start Source extract

Made a great feast— For the principal officers of his court. This feast was made at a time of public rejoicing; being an annual festivity, when the whole night was spent in revelling. Cyrus took this advantage to make himself master of the city, as Herodotus and Xenophon relate, and Jeremiah foretold. See Jeremiah 50:24; Jeremiah 51:29; Jeremiah 51:64. This chapter, according to the order of time, might be placed after the 7th and 8th. In the style of the Hebrews, the grandfather is frequently called father. See Daniel 5:2; Daniel 5:11; Daniel 5:13.

Verse 2

Daniel 5:2. Whiles he tasted the wine— When he grew warm with wine. Houbigant. The golden and silver vessels here spoken of, were those carried by Nebuchadnezzar from the temple of Jerusalem to the treasure-house of his god, (see chap. Daniel 1:2.) and which were there set apart for religious uses. So that this farther profanation of them, as Dr. Prideaux observes, was contrary to the rules of their own religion, and may be supposed to have been committed by Belshazzar in an excessive riot of drinking, as the text, according to Houbigant's translation, implies.

end Source extract
start Supplied material

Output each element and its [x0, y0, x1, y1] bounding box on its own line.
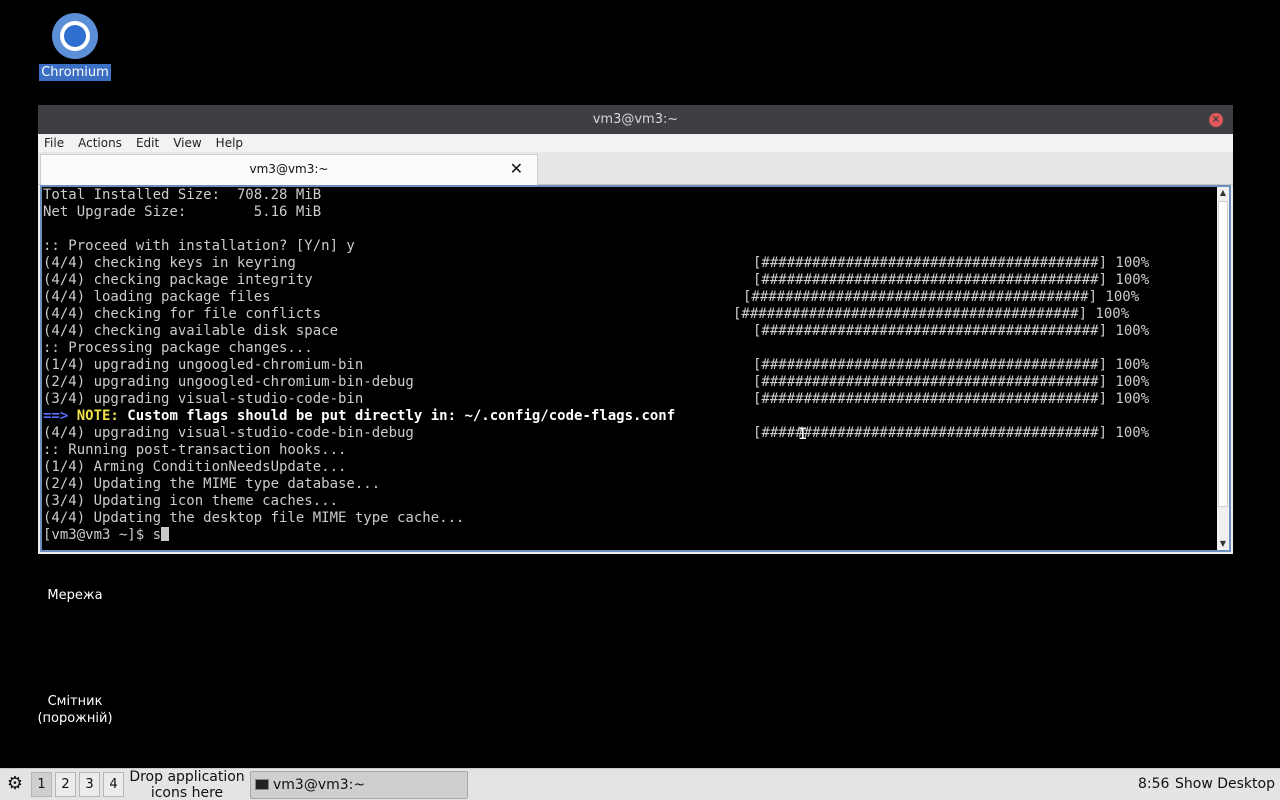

end Supplied material

Pick up the commentary on Daniel 5 after its last sentence and carry it on.

Verse 4

Daniel 5:4. And praised the gods of gold— Here is a kind of competition, or the appearance of a triumph of the false gods over the true one, whom still Nebuchadnezzar had honoured and acknowledged, and prohibited by a solemn decree that any one should speak lightly of him. The competition appears much stronger in the Alexandrine and Coptic versions, which add, "But the everlasting God they praised not." Such a wanton and sacrilegious insult deserved and called for exemplary punishment.

Verse 6

Daniel 5:6. Then the king's countenance, &c.— The expressions in this verse, in a collected view, contain such a description of terror as is rarely to be met with, the dead change of the countenance, the perturbation of the thoughts, the joints of the loins become relaxed, and the knees smiting hither and thither or against each other, are very strong indications of horror.

Verse 8

Daniel 5:8. But they could not read the writing— Because, says Houbigant, it was written in the ancient Samaritan characters, and such as were used upon their coins; which were very unlike the Chaldean letters: for these three compendiums of three sentences, Mene, Tekel, Peres, were such as were commonly found on their coins.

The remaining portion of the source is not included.